» Exercise brief:
Your task is to copy each line that has the word "Basketbollklubb".

» Extracted entries:
** BEGIN **

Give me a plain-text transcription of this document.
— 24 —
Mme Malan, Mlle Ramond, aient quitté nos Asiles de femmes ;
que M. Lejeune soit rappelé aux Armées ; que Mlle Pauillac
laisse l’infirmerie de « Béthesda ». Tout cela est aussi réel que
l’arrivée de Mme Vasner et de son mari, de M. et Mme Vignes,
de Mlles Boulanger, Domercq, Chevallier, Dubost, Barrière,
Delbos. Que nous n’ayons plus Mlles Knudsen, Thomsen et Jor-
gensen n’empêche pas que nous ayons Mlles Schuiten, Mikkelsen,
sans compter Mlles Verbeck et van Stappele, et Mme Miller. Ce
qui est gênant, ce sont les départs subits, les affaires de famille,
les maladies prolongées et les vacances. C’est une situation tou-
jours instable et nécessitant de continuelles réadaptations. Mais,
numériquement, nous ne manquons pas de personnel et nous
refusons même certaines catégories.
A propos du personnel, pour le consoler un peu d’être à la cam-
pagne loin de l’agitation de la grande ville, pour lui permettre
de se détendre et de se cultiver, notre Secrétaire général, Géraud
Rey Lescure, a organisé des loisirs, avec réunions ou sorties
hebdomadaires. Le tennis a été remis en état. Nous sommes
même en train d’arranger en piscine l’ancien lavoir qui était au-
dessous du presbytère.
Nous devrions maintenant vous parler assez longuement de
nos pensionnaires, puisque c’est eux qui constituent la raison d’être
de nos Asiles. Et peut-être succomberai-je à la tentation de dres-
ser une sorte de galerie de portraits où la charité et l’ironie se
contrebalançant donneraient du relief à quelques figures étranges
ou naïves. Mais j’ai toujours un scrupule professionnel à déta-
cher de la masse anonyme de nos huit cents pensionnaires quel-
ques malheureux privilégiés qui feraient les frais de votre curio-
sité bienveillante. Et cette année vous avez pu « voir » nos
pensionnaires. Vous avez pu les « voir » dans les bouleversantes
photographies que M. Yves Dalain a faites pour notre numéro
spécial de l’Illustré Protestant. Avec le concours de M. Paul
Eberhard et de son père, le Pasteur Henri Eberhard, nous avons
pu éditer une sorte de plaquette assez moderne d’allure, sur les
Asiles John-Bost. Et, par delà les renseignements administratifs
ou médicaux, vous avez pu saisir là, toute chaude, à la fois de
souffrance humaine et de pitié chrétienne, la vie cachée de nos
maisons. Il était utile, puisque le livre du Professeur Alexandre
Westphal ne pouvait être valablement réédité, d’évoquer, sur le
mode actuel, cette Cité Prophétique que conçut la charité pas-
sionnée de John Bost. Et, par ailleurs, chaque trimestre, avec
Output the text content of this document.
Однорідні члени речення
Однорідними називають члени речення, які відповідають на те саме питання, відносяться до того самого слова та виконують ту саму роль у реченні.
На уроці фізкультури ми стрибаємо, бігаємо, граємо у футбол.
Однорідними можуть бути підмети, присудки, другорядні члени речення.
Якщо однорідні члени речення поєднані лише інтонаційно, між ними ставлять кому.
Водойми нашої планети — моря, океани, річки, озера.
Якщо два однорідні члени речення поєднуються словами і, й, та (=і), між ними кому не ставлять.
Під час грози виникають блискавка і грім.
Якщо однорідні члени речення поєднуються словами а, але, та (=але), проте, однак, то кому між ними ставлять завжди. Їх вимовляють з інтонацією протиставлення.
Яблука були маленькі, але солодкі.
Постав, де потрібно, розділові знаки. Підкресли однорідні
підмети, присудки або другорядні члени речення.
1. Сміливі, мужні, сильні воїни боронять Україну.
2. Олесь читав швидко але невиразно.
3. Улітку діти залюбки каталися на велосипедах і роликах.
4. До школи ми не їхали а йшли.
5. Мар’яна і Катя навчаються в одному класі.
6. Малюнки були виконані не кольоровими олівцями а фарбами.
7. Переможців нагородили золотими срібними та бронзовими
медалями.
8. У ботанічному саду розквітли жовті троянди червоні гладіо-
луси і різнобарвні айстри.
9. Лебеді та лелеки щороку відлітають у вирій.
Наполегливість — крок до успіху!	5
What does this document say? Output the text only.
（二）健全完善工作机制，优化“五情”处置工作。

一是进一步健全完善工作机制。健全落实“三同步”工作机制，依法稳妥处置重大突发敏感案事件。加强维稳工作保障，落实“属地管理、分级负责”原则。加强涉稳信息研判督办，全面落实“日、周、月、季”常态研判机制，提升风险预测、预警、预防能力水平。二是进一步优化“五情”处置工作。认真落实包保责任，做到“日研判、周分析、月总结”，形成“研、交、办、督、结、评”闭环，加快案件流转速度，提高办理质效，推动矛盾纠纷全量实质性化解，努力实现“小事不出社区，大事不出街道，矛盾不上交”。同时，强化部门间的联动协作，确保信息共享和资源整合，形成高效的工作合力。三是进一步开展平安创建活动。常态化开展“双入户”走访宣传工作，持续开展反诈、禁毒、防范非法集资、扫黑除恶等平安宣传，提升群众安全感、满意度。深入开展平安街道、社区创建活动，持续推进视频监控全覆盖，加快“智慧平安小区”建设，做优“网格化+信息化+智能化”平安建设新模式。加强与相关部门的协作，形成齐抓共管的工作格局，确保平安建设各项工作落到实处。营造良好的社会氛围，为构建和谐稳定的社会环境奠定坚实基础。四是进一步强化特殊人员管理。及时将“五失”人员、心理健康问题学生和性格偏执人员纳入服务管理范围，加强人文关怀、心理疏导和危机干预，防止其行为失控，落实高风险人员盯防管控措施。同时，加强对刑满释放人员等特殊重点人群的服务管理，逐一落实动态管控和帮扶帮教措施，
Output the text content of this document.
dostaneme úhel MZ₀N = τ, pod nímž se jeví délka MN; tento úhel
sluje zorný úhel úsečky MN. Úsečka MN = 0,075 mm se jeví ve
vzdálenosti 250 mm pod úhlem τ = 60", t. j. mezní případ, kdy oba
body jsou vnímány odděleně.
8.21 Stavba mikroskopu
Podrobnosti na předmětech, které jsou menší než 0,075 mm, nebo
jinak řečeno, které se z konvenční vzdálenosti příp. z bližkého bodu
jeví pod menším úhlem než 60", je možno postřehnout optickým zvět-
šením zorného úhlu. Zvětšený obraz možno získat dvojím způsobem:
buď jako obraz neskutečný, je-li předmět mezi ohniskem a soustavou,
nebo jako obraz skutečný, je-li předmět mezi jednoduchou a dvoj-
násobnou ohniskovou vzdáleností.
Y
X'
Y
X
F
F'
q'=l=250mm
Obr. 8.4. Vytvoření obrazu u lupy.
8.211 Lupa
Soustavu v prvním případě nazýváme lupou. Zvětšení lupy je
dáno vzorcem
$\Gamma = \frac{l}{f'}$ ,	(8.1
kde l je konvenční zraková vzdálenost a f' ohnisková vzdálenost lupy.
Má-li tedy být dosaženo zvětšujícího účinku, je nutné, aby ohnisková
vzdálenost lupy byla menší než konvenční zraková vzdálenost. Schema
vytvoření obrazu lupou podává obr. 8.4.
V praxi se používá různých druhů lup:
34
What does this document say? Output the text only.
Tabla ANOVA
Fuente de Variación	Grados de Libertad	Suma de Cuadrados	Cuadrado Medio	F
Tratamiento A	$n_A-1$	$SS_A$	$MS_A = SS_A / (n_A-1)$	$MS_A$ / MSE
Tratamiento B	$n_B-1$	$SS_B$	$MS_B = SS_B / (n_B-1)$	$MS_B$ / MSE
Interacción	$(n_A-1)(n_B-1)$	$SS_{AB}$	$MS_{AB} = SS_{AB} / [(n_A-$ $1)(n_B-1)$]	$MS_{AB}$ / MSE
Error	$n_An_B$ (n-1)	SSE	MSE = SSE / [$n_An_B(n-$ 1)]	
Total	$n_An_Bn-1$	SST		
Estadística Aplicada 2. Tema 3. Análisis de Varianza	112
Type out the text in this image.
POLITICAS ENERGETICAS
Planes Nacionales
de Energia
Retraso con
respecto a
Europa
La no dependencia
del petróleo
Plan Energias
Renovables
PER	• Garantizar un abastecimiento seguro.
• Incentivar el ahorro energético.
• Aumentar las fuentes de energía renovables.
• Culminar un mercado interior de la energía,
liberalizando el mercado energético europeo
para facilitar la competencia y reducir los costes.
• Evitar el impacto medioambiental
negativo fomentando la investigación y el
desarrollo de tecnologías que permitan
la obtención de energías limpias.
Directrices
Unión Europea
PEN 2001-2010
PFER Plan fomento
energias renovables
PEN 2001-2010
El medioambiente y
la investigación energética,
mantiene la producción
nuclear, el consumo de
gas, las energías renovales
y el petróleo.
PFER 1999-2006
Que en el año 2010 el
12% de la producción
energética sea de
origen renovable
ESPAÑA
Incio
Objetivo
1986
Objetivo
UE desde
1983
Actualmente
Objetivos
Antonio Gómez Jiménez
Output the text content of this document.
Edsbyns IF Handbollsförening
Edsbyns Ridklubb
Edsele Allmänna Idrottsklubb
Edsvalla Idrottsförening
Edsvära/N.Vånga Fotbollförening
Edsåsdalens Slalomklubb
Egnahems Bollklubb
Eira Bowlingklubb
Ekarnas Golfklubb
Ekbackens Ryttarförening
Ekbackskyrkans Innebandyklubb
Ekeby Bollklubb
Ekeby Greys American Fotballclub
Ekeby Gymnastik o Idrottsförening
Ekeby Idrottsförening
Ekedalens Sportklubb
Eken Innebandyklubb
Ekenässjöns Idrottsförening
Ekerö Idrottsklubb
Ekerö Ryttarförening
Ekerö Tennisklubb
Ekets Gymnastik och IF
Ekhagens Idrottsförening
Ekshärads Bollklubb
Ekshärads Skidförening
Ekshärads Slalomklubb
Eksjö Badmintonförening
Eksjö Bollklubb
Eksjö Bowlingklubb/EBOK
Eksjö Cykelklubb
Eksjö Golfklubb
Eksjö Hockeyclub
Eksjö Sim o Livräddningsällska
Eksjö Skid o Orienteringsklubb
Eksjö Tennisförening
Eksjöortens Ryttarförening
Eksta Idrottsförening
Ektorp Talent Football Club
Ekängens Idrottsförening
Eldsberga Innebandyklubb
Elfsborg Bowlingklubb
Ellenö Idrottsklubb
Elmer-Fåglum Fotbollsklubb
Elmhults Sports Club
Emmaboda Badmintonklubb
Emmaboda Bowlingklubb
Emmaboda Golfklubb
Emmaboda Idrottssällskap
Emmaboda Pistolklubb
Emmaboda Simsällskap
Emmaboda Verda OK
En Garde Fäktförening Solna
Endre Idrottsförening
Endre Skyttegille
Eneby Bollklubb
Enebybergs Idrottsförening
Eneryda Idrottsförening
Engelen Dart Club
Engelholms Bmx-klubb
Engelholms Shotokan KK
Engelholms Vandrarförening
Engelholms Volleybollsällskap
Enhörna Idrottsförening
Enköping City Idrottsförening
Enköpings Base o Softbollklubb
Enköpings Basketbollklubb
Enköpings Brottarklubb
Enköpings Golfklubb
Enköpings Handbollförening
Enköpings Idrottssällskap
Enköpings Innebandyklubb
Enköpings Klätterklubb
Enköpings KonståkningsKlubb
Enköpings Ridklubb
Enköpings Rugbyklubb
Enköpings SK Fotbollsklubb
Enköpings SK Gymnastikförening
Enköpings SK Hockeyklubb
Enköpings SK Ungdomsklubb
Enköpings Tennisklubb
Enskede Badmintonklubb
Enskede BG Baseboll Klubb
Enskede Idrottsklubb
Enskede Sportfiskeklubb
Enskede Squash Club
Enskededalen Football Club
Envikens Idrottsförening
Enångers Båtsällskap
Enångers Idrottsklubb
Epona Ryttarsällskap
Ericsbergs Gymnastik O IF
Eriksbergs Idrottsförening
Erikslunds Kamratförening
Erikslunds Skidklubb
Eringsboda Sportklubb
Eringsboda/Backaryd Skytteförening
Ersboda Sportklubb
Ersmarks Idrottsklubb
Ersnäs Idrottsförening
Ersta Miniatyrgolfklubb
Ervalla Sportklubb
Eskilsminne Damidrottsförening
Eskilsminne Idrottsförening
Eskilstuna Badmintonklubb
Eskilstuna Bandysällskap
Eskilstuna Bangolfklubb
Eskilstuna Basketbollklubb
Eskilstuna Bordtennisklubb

** END **

» Solution:
Enköpings Basketbollklubb
Eskilstuna Basketbollklubb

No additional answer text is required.